What you have to do: Please give the listing again in its entirety, exactly as written.

Recorded data:
——

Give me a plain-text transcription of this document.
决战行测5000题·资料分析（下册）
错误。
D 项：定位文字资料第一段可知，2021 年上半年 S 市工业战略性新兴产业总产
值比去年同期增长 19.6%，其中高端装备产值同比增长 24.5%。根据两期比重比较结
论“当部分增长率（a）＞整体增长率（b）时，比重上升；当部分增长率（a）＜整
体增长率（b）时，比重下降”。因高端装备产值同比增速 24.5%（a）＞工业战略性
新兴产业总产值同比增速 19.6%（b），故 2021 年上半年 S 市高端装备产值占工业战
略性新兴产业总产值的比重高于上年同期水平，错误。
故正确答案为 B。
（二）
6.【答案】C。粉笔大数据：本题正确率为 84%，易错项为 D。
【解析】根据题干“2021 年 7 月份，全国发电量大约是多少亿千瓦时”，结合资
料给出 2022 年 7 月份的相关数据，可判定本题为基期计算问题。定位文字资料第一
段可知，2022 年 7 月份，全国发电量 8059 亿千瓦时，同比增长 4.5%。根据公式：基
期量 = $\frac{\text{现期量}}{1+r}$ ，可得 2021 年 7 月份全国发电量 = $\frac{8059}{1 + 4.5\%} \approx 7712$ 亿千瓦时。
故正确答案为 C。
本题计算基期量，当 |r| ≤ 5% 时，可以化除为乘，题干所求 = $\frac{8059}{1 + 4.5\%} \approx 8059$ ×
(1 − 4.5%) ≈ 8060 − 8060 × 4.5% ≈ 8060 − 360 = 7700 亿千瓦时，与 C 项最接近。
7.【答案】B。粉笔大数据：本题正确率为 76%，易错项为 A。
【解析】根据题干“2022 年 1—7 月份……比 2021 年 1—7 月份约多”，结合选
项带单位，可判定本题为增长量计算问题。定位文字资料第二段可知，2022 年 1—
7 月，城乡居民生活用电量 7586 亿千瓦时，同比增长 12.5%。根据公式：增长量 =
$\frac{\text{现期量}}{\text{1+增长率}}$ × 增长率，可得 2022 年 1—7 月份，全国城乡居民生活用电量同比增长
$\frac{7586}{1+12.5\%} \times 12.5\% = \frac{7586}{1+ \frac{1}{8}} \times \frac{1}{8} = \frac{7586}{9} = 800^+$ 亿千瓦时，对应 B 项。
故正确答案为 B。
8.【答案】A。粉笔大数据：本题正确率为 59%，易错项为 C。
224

——

Written response:
Give me a plain-text transcription of this document.
决战行测5000题·资料分析（下册）
错误。
D 项：定位文字资料第一段可知，2021 年上半年 S 市工业战略性新兴产业总产
值比去年同期增长 19.6%，其中高端装备产值同比增长 24.5%。根据两期比重比较结
论“当部分增长率（a）＞整体增长率（b）时，比重上升；当部分增长率（a）＜整
体增长率（b）时，比重下降”。因高端装备产值同比增速 24.5%（a）＞工业战略性
新兴产业总产值同比增速 19.6%（b），故 2021 年上半年 S 市高端装备产值占工业战
略性新兴产业总产值的比重高于上年同期水平，错误。
故正确答案为 B。
（二）
6.【答案】C。粉笔大数据：本题正确率为 84%，易错项为 D。
【解析】根据题干“2021 年 7 月份，全国发电量大约是多少亿千瓦时”，结合资
料给出 2022 年 7 月份的相关数据，可判定本题为基期计算问题。定位文字资料第一
段可知，2022 年 7 月份，全国发电量 8059 亿千瓦时，同比增长 4.5%。根据公式：基
期量 = $\frac{\text{现期量}}{1+r}$ ，可得 2021 年 7 月份全国发电量 = $\frac{8059}{1 + 4.5\%} \approx 7712$ 亿千瓦时。
故正确答案为 C。
本题计算基期量，当 |r| ≤ 5% 时，可以化除为乘，题干所求 = $\frac{8059}{1 + 4.5\%} \approx 8059$ ×
(1 − 4.5%) ≈ 8060 − 8060 × 4.5% ≈ 8060 − 360 = 7700 亿千瓦时，与 C 项最接近。
7.【答案】B。粉笔大数据：本题正确率为 76%，易错项为 A。
【解析】根据题干“2022 年 1—7 月份……比 2021 年 1—7 月份约多”，结合选
项带单位，可判定本题为增长量计算问题。定位文字资料第二段可知，2022 年 1—
7 月，城乡居民生活用电量 7586 亿千瓦时，同比增长 12.5%。根据公式：增长量 =
$\frac{\text{现期量}}{\text{1+增长率}}$ × 增长率，可得 2022 年 1—7 月份，全国城乡居民生活用电量同比增长
$\frac{7586}{1+12.5\%} \times 12.5\% = \frac{7586}{1+ \frac{1}{8}} \times \frac{1}{8} = \frac{7586}{9} = 800^+$ 亿千瓦时，对应 B 项。
故正确答案为 B。
8.【答案】A。粉笔大数据：本题正确率为 59%，易错项为 C。
224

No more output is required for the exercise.